Document page transcription items:
■ ■ ■

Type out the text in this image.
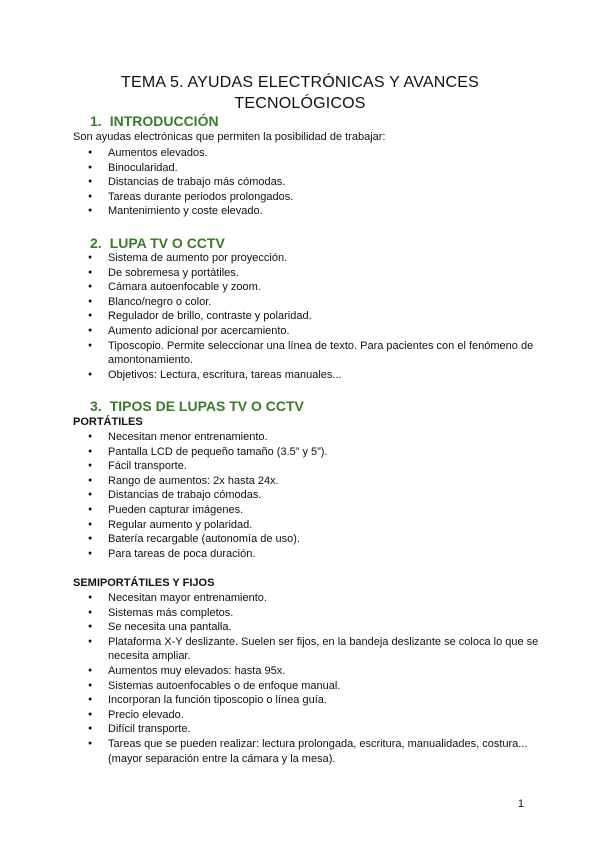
TEMA 5. AYUDAS ELECTRÓNICAS Y AVANCES
TECNOLÓGICOS
1. INTRODUCCIÓN
Son ayudas electrónicas que permiten la posibilidad de trabajar:
● Aumentos elevados.
● Binocularidad.
● Distancias de trabajo más cómodas.
● Tareas durante periodos prolongados.
● Mantenimiento y coste elevado.
2. LUPA TV O CCTV
● Sistema de aumento por proyección.
● De sobremesa y portátiles.
● Cámara autoenfocable y zoom.
● Blanco/negro o color.
● Regulador de brillo, contraste y polaridad.
● Aumento adicional por acercamiento.
● Tiposcopio. Permite seleccionar una línea de texto. Para pacientes con el fenómeno de amontonamiento.
● Objetivos: Lectura, escritura, tareas manuales...
3. TIPOS DE LUPAS TV O CCTV
PORTÁTILES
● Necesitan menor entrenamiento.
● Pantalla LCD de pequeño tamaño (3.5” y 5”).
● Fácil transporte.
● Rango de aumentos: 2x hasta 24x.
● Distancias de trabajo cómodas.
● Pueden capturar imágenes.
● Regular aumento y polaridad.
● Batería recargable (autonomía de uso).
● Para tareas de poca duración.
SEMIPORTÁTILES Y FIJOS
● Necesitan mayor entrenamiento.
● Sistemas más completos.
● Se necesita una pantalla.
● Plataforma X-Y deslizante. Suelen ser fijos, en la bandeja deslizante se coloca lo que se necesita ampliar.
● Aumentos muy elevados: hasta 95x.
● Sistemas autoenfocables o de enfoque manual.
● Incorporan la función tiposcopio o línea guía.
● Precio elevado.
● Difícil transporte.
● Tareas que se pueden realizar: lectura prolongada, escritura, manualidades, costura... (mayor separación entre la cámara y la mesa).
1
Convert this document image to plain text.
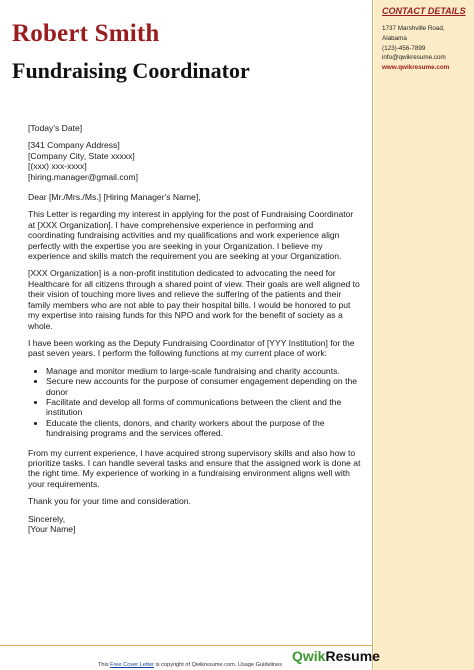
Robert Smith
Fundraising Coordinator
CONTACT DETAILS
1737 Marshville Road,
Alabama
(123)-456-7899
info@qwikresume.com
www.qwikresume.com

[Today's Date]

[341 Company Address]
[Company City, State xxxxx]
[(xxx) xxx-xxxx]
[hiring.manager@gmail.com]

Dear [Mr./Mrs./Ms.] [Hiring Manager's Name],

This Letter is regarding my interest in applying for the post of Fundraising Coordinator at [XXX Organization]. I have comprehensive experience in performing and coordinating fundraising activities and my qualifications and work experience align perfectly with the expertise you are seeking in your Organization. I believe my experience and skills match the requirement you are seeking at your Organization.

[XXX Organization] is a non-profit institution dedicated to advocating the need for Healthcare for all citizens through a shared point of view. Their goals are well aligned to their vision of touching more lives and relieve the suffering of the patients and their family members who are not able to pay their hospital bills. I would be honored to put my expertise into raising funds for this NPO and work for the benefit of society as a whole.

I have been working as the Deputy Fundraising Coordinator of [YYY Institution] for the past seven years. I perform the following functions at my current place of work:

• Manage and monitor medium to large-scale fundraising and charity accounts.
• Secure new accounts for the purpose of consumer engagement depending on the donor
• Facilitate and develop all forms of communications between the client and the institution
• Educate the clients, donors, and charity workers about the purpose of the fundraising programs and the services offered.

From my current experience, I have acquired strong supervisory skills and also how to prioritize tasks. I can handle several tasks and ensure that the assigned work is done at the right time. My experience of working in a fundraising environment aligns well with your requirements.

Thank you for your time and consideration.

Sincerely,
[Your Name]
QwikResume
This Free Cover Letter is copyright of Qwikresume.com. Usage Guidelines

■ ■ ■

• EXERCISE INSTRUCTIONS:
All lines above in which the word "Sistemas" occurs should be identified and copied.

• SOLUTION:
● Sistemas más completos.
● Sistemas autoenfocables o de enfoque manual.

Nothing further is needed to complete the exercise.